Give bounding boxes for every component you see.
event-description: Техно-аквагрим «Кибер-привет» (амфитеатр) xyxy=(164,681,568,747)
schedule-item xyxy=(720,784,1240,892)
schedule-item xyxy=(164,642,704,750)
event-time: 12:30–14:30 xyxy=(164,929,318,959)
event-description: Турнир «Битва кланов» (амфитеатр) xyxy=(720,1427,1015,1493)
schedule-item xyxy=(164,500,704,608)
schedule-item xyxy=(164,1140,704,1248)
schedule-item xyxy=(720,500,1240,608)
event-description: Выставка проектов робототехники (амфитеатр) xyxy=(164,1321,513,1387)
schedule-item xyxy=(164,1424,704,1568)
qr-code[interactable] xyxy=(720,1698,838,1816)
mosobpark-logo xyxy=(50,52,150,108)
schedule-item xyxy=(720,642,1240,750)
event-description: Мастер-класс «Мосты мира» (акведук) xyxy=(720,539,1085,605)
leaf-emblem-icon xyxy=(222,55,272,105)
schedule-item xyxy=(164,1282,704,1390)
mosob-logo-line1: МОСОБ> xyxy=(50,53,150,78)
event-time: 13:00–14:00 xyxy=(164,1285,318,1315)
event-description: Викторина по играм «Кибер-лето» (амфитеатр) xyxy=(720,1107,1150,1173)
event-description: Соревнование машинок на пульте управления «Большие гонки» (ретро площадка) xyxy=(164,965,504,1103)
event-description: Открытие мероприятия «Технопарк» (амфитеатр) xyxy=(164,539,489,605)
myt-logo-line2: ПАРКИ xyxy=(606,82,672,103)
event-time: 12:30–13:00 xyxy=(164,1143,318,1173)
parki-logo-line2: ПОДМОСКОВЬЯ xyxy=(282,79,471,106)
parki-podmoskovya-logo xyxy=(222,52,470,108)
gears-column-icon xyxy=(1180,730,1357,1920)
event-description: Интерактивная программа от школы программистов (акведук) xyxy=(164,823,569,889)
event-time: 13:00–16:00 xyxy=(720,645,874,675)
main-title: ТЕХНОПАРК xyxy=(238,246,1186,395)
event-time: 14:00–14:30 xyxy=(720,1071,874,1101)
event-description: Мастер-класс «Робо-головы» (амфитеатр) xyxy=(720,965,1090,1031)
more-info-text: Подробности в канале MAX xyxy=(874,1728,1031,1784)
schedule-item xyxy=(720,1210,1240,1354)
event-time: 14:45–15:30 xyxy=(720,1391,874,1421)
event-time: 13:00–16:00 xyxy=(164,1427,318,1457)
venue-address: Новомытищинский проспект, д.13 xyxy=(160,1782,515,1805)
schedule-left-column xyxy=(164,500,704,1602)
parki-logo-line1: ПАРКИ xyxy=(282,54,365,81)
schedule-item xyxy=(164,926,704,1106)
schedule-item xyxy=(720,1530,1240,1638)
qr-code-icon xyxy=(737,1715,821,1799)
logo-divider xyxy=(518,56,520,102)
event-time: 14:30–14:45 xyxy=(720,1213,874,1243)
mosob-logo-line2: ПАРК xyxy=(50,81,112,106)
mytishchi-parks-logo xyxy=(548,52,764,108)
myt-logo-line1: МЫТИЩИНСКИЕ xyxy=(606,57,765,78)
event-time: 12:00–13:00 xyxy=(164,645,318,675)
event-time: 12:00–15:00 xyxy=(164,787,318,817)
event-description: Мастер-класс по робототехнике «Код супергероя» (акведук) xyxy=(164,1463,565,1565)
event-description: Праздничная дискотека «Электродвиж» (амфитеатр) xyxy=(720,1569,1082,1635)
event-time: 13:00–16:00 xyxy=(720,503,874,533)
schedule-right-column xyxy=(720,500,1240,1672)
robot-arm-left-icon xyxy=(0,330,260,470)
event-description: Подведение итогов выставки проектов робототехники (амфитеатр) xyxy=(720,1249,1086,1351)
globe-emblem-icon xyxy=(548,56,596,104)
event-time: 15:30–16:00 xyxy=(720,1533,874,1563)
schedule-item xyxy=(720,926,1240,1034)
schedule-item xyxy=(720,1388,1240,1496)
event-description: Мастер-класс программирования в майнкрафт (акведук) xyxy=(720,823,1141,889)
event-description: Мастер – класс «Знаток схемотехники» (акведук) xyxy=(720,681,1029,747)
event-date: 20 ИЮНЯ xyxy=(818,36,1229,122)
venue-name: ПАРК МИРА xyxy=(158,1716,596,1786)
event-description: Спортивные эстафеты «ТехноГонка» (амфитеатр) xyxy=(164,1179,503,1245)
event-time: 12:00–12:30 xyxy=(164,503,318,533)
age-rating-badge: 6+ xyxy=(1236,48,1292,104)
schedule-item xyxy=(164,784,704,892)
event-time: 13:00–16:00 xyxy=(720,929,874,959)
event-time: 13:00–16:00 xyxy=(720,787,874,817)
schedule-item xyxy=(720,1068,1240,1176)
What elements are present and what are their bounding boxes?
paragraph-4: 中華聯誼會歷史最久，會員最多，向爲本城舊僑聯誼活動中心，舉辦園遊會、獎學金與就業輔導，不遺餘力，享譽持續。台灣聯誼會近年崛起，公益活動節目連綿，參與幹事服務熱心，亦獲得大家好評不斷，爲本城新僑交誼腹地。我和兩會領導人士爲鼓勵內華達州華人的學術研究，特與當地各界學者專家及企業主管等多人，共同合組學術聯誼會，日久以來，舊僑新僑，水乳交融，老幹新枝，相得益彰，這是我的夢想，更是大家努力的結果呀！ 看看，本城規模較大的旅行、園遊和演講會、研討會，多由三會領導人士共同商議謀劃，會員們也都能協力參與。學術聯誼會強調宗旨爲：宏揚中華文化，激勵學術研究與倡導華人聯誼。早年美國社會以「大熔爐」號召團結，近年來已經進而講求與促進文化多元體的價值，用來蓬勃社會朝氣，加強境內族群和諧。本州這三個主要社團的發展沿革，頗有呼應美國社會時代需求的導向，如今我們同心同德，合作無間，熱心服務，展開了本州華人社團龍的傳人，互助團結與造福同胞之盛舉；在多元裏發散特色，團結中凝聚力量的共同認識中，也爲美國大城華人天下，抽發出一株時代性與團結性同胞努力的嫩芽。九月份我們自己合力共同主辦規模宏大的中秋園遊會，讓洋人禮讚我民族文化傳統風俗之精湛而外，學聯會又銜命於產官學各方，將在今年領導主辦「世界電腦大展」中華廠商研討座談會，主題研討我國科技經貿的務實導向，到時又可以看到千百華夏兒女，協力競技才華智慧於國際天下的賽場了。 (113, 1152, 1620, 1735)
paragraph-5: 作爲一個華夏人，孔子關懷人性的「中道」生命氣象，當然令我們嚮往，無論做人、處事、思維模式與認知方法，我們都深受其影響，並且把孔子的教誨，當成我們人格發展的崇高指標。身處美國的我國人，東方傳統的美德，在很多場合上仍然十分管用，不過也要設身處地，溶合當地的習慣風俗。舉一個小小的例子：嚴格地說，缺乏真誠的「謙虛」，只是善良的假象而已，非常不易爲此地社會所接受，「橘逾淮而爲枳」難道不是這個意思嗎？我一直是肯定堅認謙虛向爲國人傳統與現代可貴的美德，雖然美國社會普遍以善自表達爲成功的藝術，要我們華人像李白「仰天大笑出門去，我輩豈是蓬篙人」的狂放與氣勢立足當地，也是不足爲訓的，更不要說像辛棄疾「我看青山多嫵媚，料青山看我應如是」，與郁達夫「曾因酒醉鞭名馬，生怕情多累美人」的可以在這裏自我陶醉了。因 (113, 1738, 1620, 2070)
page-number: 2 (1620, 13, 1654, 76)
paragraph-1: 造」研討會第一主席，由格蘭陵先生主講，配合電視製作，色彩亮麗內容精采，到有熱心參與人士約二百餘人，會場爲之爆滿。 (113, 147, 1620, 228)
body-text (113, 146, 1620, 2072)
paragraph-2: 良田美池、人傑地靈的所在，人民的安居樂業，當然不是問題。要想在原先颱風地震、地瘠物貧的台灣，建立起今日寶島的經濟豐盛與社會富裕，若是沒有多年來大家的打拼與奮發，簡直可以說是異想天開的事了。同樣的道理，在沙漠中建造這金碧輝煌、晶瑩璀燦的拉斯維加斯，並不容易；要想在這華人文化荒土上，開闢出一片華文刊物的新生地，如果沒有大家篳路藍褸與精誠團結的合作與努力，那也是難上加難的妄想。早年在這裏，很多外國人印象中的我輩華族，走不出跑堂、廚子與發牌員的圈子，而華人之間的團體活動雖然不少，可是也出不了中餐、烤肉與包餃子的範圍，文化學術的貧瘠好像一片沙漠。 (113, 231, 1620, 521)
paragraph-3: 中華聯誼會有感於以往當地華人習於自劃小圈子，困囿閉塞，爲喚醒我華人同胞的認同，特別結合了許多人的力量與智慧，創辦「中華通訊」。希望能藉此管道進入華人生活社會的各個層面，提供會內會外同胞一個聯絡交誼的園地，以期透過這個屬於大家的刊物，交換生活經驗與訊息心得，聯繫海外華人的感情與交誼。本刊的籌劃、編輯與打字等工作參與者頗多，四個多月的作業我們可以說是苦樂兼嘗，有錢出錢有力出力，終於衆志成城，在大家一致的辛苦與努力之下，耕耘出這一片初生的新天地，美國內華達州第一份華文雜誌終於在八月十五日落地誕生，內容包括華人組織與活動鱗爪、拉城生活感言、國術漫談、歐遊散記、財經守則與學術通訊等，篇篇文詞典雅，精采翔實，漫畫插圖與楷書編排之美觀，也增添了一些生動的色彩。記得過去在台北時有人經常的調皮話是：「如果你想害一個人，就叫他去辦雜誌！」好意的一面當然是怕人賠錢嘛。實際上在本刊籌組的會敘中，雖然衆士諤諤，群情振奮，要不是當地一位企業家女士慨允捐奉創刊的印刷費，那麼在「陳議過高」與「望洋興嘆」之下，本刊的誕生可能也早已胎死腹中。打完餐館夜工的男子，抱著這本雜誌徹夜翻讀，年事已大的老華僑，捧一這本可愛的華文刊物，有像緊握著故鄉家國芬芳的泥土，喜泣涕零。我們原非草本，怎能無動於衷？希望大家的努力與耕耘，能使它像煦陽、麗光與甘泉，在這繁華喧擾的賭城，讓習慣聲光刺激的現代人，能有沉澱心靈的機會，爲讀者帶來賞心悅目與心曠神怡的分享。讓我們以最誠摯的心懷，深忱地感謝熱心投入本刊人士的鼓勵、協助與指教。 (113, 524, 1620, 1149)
┄┄┄┄┄┄┄┄┄┄┄┄┄┄┄┄┄┄┄┄
- _Direction_
Rewrite the entries from the start through the line containing "schedule-item xyxy=(164,642,704,750)", swapping "амфитеатр" for "акведук" and leaving everything else unchanged.

- _Exercise response_
Give bounding boxes for every component you see.
event-description: Техно-аквагрим «Кибер-привет» (акведук) xyxy=(164,681,568,747)
schedule-item xyxy=(720,784,1240,892)
schedule-item xyxy=(164,642,704,750)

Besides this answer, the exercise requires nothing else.